## Start

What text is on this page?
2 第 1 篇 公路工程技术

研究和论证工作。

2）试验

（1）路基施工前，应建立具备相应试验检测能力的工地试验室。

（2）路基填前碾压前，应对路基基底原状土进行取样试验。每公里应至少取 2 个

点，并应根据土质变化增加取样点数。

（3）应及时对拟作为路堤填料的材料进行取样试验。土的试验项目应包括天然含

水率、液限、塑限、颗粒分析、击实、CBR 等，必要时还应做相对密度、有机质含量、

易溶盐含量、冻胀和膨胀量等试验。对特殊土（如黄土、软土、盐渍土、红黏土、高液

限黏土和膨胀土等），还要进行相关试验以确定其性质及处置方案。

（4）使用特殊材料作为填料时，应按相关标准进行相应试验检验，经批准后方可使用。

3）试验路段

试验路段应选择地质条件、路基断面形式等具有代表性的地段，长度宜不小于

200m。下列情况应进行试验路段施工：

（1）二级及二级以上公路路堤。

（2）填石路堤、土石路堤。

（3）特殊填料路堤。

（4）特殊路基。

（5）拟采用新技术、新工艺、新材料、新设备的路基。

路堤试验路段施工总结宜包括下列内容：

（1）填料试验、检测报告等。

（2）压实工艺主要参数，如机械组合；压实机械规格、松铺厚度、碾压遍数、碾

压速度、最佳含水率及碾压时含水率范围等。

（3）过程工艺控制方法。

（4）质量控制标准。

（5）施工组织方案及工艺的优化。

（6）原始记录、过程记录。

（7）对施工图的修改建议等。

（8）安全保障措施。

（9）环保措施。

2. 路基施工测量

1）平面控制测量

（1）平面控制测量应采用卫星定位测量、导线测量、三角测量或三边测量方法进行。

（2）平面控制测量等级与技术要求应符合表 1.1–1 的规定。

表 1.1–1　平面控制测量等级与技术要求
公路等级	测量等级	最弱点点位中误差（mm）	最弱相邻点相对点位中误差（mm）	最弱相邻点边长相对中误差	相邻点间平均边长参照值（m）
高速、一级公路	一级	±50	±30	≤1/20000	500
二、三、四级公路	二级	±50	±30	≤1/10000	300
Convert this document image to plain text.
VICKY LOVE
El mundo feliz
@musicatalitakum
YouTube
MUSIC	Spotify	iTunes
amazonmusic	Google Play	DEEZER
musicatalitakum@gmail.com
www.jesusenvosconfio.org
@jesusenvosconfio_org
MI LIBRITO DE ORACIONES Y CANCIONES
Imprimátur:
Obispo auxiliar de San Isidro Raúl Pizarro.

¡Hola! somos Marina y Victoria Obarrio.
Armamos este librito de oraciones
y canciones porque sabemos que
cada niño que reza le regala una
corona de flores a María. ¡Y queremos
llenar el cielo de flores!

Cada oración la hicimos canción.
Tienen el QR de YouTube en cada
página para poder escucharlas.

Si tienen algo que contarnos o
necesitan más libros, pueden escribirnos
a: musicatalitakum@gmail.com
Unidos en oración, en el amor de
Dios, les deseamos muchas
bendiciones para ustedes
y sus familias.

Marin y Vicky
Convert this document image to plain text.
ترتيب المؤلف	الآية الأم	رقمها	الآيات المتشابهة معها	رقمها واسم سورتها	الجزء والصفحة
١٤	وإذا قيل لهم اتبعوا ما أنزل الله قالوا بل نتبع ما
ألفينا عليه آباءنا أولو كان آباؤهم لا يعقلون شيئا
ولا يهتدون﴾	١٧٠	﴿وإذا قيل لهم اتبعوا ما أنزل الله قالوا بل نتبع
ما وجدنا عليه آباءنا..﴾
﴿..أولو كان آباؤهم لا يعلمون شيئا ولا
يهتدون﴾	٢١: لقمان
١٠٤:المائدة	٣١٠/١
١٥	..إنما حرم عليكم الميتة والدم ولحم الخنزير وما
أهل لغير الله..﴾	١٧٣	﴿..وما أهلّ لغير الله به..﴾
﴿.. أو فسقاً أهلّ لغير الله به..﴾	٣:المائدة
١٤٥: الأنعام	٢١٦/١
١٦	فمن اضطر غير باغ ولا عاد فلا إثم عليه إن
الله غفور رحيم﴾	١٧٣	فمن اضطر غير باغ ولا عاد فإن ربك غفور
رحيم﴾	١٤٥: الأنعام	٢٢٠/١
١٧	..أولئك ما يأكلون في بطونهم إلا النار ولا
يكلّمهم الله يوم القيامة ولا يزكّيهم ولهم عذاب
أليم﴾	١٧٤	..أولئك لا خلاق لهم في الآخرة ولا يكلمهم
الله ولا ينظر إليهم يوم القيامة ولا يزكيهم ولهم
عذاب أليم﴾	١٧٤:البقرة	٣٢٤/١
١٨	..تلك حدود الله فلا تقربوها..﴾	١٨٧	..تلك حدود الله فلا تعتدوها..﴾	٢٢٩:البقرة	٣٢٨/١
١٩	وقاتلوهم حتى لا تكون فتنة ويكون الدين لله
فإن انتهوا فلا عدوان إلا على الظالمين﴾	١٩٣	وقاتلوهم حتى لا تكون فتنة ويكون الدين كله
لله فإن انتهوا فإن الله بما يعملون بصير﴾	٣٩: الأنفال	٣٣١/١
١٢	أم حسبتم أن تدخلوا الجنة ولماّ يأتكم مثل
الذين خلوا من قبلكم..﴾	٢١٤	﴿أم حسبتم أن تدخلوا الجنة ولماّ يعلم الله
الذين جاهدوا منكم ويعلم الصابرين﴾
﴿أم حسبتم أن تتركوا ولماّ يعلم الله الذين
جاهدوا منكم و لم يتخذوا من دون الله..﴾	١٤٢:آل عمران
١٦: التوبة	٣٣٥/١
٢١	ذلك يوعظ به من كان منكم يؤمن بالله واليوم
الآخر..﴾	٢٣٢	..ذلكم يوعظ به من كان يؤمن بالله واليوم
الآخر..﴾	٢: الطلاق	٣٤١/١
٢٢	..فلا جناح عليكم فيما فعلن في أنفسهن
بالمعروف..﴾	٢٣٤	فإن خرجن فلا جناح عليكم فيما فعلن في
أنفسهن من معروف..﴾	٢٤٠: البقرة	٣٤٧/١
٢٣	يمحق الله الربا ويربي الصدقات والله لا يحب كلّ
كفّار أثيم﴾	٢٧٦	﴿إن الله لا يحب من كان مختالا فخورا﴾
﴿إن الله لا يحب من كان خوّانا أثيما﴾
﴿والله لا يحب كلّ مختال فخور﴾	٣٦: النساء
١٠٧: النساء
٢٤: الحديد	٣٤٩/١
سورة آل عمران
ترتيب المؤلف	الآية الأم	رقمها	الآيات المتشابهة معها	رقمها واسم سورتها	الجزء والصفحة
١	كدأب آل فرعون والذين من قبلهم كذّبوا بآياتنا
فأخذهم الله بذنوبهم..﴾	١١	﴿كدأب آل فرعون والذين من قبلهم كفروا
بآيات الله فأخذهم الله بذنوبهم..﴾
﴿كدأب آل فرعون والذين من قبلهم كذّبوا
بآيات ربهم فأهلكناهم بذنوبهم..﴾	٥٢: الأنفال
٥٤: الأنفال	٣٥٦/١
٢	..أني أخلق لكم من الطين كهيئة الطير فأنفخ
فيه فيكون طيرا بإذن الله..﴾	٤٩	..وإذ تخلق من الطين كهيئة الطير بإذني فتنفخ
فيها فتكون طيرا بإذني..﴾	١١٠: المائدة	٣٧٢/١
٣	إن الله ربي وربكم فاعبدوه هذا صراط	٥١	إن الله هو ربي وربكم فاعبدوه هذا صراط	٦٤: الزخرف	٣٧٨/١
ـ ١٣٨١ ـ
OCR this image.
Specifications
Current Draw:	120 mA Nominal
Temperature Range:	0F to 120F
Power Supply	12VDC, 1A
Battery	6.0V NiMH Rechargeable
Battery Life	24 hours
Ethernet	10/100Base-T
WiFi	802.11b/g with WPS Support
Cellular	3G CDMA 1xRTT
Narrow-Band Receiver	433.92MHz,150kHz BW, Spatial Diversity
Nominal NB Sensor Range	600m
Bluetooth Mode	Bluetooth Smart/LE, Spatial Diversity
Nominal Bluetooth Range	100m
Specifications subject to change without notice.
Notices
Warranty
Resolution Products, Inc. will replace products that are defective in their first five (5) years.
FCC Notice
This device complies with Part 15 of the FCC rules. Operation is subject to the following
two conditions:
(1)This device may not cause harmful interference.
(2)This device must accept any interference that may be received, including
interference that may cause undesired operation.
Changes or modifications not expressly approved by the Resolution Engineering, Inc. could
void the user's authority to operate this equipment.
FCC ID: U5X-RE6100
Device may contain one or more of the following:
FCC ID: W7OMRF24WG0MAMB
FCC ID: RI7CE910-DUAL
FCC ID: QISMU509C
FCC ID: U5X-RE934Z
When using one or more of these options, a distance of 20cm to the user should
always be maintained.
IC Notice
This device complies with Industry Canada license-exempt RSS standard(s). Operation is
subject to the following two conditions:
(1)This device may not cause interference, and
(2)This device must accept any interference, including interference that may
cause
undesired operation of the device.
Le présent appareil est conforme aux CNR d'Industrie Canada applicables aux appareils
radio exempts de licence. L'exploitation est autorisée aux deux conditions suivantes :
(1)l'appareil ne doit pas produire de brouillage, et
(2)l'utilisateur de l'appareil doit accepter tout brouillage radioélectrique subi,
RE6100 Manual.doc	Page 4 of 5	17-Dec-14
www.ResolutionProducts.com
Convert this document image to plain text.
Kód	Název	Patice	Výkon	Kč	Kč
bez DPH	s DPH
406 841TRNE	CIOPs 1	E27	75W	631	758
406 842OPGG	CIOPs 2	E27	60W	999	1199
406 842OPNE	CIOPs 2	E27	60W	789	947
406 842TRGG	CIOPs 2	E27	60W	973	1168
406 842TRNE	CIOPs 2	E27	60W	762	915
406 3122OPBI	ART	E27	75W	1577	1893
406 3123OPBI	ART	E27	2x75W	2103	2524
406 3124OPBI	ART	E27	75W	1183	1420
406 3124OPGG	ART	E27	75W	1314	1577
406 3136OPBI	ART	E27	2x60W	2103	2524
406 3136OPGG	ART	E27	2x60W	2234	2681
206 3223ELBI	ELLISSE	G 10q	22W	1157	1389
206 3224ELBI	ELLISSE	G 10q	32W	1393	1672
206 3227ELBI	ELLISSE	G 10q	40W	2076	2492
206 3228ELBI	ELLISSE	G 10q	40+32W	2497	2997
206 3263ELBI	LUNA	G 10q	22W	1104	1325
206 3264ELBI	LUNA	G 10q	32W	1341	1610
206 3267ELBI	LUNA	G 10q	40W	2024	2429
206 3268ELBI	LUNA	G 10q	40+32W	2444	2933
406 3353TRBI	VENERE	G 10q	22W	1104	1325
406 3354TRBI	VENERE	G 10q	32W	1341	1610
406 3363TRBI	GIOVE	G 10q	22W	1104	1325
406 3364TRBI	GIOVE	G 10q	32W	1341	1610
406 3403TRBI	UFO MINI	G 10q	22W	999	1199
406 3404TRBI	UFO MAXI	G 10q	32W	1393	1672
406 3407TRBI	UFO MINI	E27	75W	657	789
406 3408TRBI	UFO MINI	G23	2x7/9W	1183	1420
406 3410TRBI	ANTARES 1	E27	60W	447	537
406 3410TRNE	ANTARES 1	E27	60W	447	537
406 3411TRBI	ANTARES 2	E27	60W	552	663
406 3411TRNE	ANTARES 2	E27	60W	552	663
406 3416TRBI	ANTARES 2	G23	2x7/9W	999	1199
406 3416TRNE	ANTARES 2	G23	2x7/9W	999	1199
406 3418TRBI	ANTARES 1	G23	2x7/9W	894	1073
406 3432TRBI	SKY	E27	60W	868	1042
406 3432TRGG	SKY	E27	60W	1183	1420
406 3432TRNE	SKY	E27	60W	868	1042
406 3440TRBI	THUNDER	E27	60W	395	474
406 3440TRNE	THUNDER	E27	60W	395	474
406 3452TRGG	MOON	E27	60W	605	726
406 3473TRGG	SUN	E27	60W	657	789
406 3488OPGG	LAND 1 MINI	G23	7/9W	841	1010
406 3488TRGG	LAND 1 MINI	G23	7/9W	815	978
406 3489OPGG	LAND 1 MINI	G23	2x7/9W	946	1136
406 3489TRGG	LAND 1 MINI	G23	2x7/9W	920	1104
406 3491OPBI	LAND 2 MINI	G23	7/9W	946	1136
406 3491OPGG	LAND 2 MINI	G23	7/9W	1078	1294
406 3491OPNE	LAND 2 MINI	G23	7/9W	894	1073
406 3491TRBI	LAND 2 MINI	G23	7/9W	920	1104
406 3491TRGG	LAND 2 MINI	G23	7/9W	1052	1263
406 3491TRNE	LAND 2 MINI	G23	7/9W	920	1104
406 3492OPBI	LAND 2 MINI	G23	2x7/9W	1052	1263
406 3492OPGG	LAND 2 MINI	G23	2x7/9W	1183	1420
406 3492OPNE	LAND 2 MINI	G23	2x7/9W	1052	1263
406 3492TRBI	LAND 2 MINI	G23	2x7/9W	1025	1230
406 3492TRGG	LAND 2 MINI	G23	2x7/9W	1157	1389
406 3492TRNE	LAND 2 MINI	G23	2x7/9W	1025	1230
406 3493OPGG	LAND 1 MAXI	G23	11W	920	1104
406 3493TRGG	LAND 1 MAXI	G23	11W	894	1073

## End

● **PROMPT**:
Look through the records and gather each line with the word "الأنعام".

● **EXPECTED ANSWER**:
١٤٥: الأنعام	٢١٦/١
رحيم﴾	١٤٥: الأنعام	٢٢٠/١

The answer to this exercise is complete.